» **REQUIREMENTS**
Below you will find a set of lines. Repeat them all exactly.

[Data listing]

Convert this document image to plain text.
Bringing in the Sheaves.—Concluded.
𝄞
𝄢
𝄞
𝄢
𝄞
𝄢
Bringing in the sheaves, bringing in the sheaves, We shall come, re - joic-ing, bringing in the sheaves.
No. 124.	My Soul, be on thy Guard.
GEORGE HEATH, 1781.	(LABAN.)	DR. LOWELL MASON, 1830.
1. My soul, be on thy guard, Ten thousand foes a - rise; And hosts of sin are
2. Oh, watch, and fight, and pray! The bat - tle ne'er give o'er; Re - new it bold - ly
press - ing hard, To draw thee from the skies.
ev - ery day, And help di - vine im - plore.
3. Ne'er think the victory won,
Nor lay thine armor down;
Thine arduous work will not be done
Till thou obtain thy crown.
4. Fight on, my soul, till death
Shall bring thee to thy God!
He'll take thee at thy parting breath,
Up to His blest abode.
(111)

» **EXERCISE OUTPUT**
Convert this document image to plain text.
Bringing in the Sheaves.—Concluded.
𝄞
𝄢
𝄞
𝄢
𝄞
𝄢
Bringing in the sheaves, bringing in the sheaves, We shall come, re - joic-ing, bringing in the sheaves.
No. 124.	My Soul, be on thy Guard.
GEORGE HEATH, 1781.	(LABAN.)	DR. LOWELL MASON, 1830.
1. My soul, be on thy guard, Ten thousand foes a - rise; And hosts of sin are
2. Oh, watch, and fight, and pray! The bat - tle ne'er give o'er; Re - new it bold - ly
press - ing hard, To draw thee from the skies.
ev - ery day, And help di - vine im - plore.
3. Ne'er think the victory won,
Nor lay thine armor down;
Thine arduous work will not be done
Till thou obtain thy crown.
4. Fight on, my soul, till death
Shall bring thee to thy God!
He'll take thee at thy parting breath,
Up to His blest abode.
(111)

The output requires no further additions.